SHORT PROBLEM: How many lines of these entries include the string "name"? State the number alone.
>> BEGIN
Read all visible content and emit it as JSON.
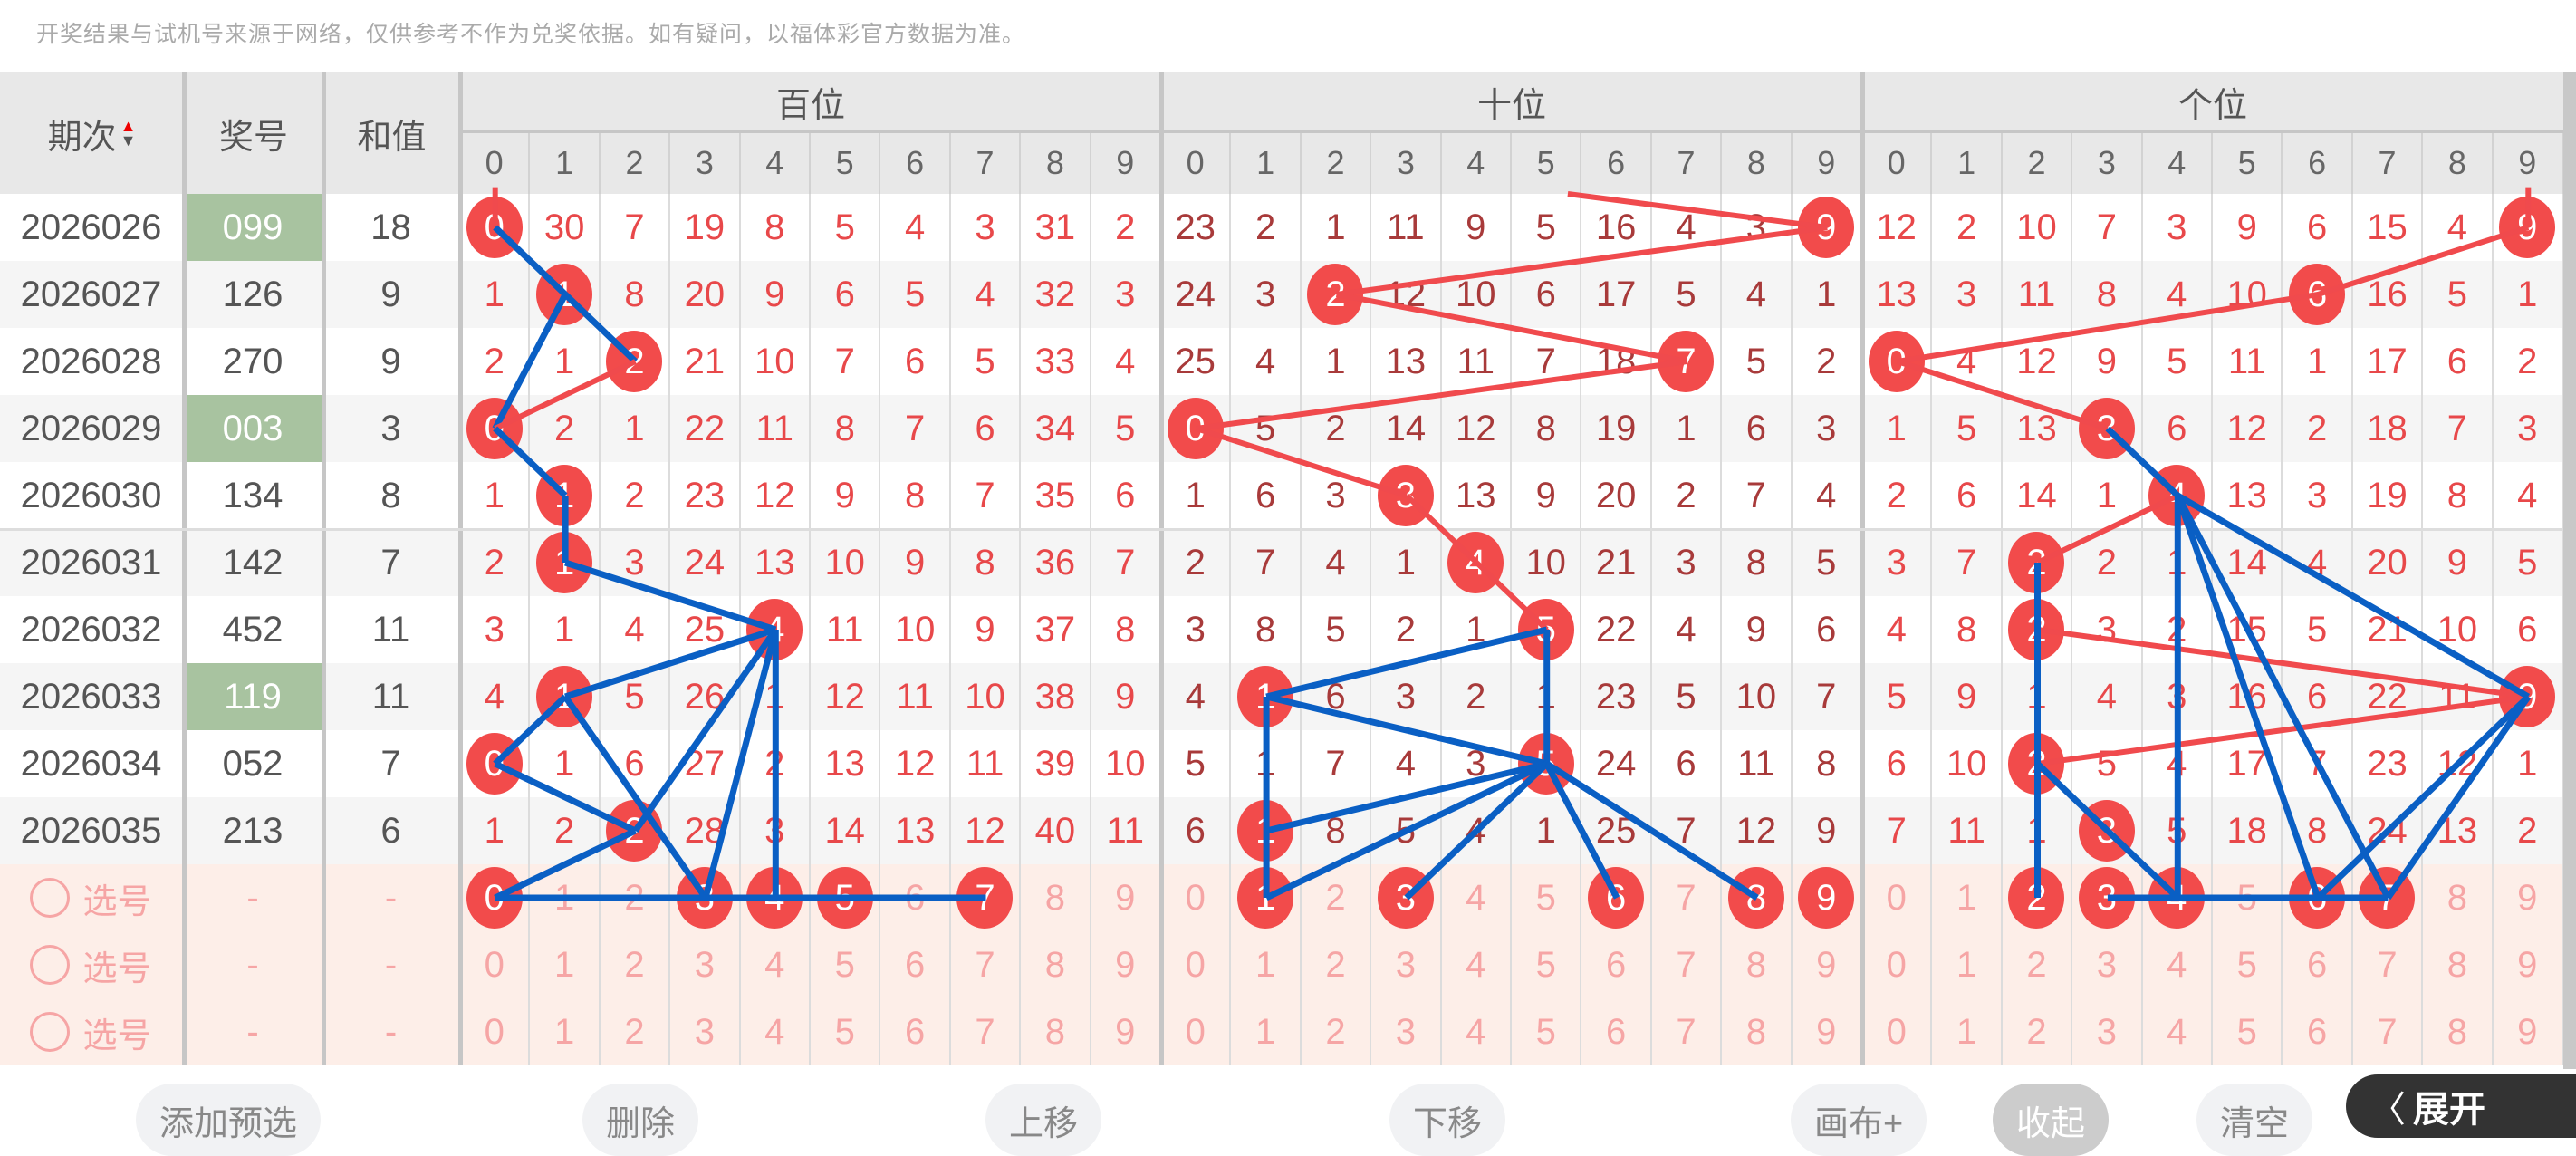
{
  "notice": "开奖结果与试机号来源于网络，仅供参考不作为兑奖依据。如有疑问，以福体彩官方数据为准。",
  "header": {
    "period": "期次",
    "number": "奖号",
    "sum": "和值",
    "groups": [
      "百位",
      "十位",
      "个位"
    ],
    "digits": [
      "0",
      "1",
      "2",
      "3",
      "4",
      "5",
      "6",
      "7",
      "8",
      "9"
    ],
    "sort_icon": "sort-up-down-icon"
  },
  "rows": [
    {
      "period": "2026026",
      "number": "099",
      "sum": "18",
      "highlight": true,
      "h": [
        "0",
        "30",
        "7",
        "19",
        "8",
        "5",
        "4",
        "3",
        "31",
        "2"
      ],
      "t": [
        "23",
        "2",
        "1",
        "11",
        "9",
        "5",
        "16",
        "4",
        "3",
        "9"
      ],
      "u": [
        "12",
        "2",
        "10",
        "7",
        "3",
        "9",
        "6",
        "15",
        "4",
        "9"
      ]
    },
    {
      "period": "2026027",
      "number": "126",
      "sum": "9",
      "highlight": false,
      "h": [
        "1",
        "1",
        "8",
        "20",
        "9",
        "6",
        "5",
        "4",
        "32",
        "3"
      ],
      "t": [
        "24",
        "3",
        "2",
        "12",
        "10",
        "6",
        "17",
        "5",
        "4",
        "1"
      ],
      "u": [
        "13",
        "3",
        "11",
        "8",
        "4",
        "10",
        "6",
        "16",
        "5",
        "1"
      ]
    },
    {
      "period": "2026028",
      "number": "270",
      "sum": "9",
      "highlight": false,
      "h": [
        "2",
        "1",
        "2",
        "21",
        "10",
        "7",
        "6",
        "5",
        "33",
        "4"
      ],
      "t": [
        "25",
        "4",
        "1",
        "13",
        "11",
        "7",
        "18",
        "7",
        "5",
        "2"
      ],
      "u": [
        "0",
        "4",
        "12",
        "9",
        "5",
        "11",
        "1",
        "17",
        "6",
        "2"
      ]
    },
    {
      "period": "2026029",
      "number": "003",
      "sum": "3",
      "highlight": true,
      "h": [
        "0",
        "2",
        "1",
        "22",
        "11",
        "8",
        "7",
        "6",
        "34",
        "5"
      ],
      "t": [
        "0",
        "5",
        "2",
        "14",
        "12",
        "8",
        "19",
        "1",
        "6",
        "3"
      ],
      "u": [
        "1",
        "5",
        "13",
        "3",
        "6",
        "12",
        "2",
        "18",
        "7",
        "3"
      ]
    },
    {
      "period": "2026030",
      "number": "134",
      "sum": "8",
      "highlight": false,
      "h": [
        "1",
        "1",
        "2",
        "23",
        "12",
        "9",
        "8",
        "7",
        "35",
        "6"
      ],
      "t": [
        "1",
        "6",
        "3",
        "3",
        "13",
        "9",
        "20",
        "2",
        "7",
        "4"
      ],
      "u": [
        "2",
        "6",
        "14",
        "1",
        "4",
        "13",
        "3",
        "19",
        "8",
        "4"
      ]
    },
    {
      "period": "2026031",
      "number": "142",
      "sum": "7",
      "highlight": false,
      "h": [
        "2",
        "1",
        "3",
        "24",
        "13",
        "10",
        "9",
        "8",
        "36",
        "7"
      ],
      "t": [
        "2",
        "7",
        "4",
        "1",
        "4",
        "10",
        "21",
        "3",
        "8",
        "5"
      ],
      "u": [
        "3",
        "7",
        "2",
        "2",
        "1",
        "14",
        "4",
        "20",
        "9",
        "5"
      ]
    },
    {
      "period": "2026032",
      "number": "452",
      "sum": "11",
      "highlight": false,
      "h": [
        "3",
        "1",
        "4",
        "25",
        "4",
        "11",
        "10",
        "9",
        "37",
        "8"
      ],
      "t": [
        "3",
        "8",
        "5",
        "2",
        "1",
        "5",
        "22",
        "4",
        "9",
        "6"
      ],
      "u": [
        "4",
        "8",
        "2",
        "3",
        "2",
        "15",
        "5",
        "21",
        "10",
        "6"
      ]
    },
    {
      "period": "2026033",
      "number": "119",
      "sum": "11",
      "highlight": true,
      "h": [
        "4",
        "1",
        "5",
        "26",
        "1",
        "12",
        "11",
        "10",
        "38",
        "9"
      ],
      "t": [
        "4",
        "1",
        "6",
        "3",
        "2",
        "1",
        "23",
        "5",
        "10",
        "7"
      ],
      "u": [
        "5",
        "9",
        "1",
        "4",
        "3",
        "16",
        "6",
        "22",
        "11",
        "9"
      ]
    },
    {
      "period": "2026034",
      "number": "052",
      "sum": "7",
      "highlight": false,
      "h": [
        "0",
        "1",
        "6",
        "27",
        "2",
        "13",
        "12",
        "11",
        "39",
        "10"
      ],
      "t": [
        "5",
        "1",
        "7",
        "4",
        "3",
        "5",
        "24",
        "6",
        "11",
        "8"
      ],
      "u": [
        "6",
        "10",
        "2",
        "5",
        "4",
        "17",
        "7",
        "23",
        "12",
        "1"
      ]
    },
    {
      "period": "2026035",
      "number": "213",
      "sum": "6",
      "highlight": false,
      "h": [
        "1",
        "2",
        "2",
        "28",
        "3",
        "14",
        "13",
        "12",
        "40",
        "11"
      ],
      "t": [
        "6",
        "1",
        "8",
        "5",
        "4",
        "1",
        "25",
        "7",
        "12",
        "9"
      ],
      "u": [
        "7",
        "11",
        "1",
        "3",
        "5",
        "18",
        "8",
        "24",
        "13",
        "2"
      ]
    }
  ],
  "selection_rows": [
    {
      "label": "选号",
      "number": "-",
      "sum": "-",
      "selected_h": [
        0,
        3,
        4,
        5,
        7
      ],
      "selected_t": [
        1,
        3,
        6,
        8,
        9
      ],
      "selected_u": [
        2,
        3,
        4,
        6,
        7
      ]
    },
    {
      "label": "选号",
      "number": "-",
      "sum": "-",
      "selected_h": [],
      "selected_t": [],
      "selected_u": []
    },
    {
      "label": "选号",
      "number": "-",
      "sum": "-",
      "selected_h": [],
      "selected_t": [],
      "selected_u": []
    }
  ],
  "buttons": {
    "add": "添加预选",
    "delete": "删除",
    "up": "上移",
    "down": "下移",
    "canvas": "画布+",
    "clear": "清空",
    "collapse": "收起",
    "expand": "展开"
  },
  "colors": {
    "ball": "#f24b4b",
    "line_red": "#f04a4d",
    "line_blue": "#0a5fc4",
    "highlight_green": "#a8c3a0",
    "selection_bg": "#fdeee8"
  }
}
>> END
>> BEGIN
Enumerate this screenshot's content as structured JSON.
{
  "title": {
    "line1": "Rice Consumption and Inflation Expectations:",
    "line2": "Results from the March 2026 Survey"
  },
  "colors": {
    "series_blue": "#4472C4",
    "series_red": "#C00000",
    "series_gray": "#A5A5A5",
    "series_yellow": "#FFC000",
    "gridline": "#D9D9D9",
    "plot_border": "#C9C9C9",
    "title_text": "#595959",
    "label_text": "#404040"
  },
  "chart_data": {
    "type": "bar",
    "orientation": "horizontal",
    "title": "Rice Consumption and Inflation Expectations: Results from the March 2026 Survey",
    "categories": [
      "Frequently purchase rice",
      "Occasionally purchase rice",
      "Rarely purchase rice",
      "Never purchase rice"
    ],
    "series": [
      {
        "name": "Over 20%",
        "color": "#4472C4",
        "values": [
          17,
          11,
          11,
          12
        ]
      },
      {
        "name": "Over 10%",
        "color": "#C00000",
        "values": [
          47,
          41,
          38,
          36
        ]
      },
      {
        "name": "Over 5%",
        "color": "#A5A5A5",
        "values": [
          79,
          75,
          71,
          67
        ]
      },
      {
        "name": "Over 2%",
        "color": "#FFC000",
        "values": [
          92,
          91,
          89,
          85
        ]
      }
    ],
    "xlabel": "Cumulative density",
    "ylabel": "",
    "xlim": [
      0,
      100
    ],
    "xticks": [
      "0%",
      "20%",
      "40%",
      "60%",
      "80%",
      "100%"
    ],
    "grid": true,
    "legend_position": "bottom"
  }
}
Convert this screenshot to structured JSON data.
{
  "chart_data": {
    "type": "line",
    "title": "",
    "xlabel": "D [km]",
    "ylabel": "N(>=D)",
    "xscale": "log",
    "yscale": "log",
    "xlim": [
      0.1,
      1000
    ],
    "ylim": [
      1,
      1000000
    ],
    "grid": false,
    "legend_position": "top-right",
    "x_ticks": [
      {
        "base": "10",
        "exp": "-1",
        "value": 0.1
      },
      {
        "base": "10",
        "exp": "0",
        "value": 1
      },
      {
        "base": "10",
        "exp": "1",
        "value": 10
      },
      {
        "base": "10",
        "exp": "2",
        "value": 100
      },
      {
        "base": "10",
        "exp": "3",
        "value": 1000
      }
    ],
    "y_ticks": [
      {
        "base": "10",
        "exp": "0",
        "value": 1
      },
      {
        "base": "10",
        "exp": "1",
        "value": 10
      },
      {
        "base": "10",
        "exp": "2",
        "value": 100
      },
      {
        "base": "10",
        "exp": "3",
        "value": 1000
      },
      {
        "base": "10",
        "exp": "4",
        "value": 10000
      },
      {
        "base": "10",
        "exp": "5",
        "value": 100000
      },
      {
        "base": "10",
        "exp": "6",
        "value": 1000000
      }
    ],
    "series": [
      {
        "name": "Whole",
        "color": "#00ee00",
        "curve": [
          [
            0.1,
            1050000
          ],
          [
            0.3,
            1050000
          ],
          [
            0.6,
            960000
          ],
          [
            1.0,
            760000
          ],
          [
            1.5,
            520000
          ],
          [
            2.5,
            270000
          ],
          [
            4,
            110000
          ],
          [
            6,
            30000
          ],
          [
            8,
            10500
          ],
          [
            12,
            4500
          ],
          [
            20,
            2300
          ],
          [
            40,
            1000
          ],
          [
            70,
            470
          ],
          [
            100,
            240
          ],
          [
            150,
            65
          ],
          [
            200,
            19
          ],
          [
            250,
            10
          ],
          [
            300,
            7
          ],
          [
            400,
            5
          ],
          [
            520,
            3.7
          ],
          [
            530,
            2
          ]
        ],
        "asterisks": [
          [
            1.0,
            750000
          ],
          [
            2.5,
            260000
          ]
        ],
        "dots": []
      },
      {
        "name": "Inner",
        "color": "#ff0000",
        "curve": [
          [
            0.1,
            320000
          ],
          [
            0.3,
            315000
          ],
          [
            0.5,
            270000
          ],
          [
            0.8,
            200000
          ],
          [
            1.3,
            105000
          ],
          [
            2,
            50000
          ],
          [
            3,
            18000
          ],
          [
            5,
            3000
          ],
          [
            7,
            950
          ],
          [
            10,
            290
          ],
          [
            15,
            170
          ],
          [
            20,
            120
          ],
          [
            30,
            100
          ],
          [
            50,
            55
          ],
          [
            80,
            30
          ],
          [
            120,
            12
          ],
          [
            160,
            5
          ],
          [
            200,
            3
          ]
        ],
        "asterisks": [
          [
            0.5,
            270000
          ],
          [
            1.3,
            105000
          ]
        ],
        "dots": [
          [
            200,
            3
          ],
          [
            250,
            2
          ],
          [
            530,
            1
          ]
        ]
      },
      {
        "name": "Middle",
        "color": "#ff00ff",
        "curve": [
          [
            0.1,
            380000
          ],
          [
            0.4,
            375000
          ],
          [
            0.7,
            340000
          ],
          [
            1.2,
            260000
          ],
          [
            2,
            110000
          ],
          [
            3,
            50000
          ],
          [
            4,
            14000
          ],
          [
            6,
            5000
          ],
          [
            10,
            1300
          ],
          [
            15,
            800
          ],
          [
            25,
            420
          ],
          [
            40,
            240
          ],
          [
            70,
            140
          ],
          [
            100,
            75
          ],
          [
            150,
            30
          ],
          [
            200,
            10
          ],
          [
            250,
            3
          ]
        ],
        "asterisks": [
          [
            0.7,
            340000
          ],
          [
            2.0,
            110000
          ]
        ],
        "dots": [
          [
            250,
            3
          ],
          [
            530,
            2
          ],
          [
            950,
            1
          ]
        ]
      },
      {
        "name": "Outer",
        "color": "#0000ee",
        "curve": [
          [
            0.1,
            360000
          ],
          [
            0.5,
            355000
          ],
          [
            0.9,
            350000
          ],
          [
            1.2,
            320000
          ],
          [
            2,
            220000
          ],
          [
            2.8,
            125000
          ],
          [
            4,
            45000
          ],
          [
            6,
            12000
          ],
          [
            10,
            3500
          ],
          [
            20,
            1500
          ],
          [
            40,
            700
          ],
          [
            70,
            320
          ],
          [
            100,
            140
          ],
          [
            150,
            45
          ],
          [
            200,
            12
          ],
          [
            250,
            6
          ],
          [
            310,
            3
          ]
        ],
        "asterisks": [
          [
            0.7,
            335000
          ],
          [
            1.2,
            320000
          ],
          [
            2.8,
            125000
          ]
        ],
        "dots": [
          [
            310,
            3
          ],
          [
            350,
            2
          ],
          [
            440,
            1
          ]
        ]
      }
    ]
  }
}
>> END
SOLVED PROBLEM: 8